Stated exercise: Without the pictures, write out all the lines below exactly as they appear.

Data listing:
^^^^^^^^

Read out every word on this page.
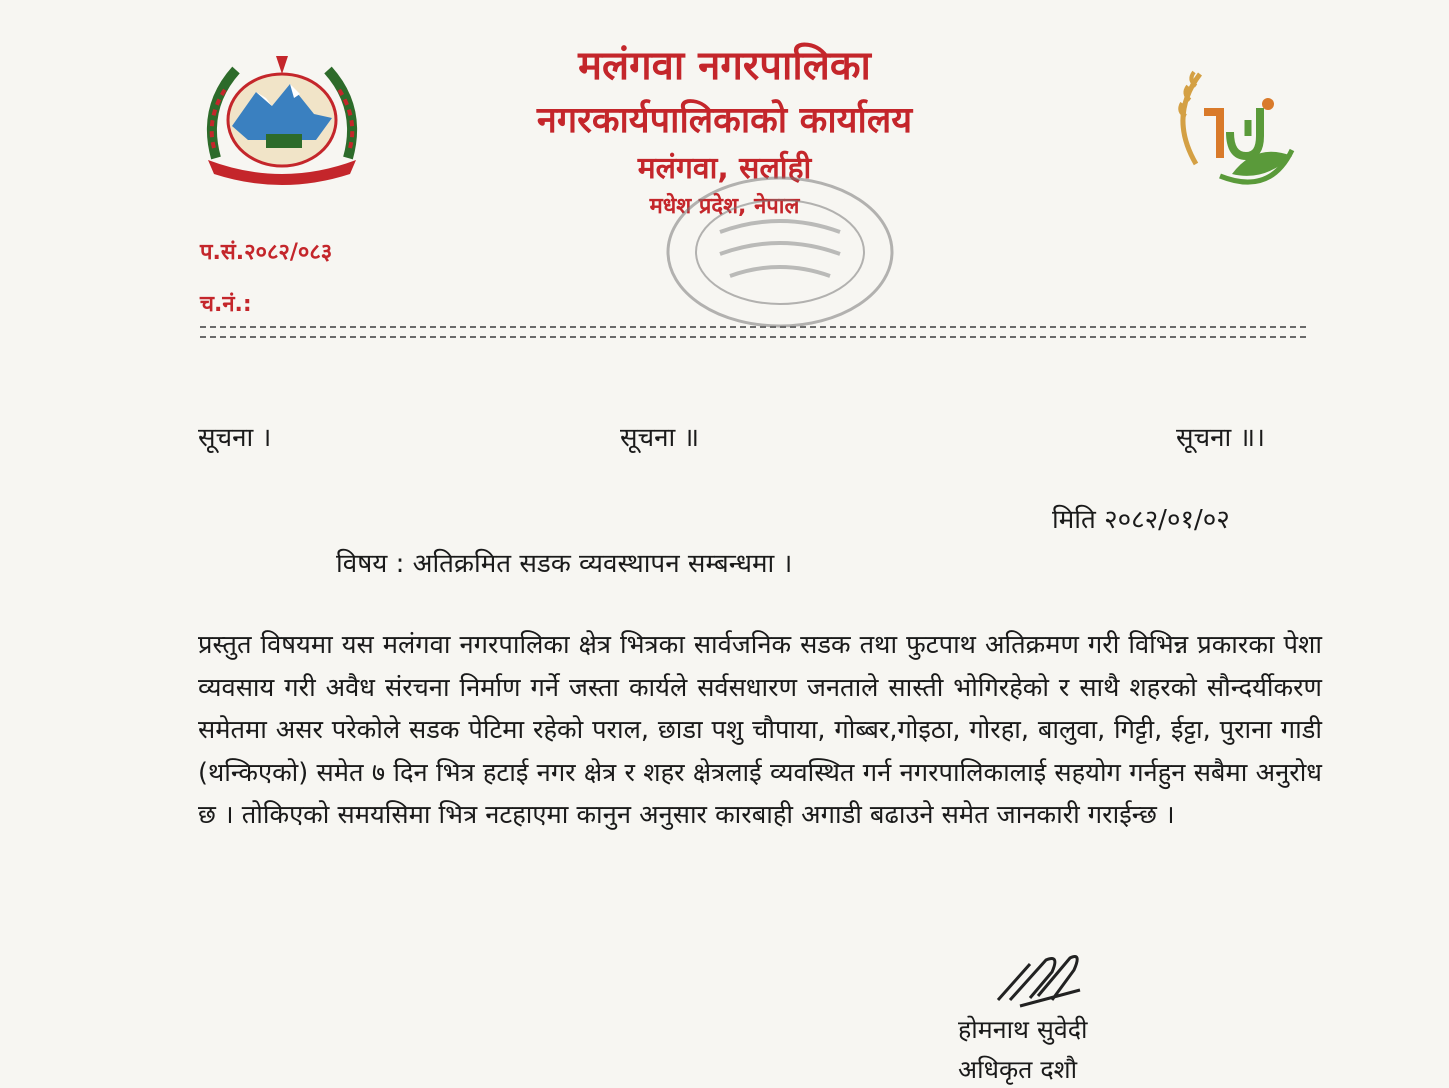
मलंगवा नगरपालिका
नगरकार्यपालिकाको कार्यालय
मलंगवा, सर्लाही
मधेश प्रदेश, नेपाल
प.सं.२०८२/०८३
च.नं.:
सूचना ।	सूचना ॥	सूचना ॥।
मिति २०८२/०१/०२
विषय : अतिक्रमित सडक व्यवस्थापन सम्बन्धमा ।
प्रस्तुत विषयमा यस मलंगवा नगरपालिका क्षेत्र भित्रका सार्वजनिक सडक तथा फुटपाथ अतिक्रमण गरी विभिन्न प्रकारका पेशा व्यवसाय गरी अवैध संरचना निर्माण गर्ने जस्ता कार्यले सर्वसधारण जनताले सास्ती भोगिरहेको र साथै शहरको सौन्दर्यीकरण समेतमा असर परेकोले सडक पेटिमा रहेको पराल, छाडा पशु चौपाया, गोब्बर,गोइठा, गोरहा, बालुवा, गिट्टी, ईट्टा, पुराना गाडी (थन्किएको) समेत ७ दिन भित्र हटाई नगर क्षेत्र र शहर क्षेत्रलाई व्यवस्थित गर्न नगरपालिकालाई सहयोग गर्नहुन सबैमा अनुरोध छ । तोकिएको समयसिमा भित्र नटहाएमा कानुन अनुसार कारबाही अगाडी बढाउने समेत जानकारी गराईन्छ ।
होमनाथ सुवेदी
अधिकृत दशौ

^^^^^^^^

Task solution:
Read out every word on this page.
मलंगवा नगरपालिका
नगरकार्यपालिकाको कार्यालय
मलंगवा, सर्लाही
मधेश प्रदेश, नेपाल
प.सं.२०८२/०८३
च.नं.:
सूचना ।	सूचना ॥	सूचना ॥।
मिति २०८२/०१/०२
विषय : अतिक्रमित सडक व्यवस्थापन सम्बन्धमा ।
प्रस्तुत विषयमा यस मलंगवा नगरपालिका क्षेत्र भित्रका सार्वजनिक सडक तथा फुटपाथ अतिक्रमण गरी विभिन्न प्रकारका पेशा व्यवसाय गरी अवैध संरचना निर्माण गर्ने जस्ता कार्यले सर्वसधारण जनताले सास्ती भोगिरहेको र साथै शहरको सौन्दर्यीकरण समेतमा असर परेकोले सडक पेटिमा रहेको पराल, छाडा पशु चौपाया, गोब्बर,गोइठा, गोरहा, बालुवा, गिट्टी, ईट्टा, पुराना गाडी (थन्किएको) समेत ७ दिन भित्र हटाई नगर क्षेत्र र शहर क्षेत्रलाई व्यवस्थित गर्न नगरपालिकालाई सहयोग गर्नहुन सबैमा अनुरोध छ । तोकिएको समयसिमा भित्र नटहाएमा कानुन अनुसार कारबाही अगाडी बढाउने समेत जानकारी गराईन्छ ।
होमनाथ सुवेदी
अधिकृत दशौ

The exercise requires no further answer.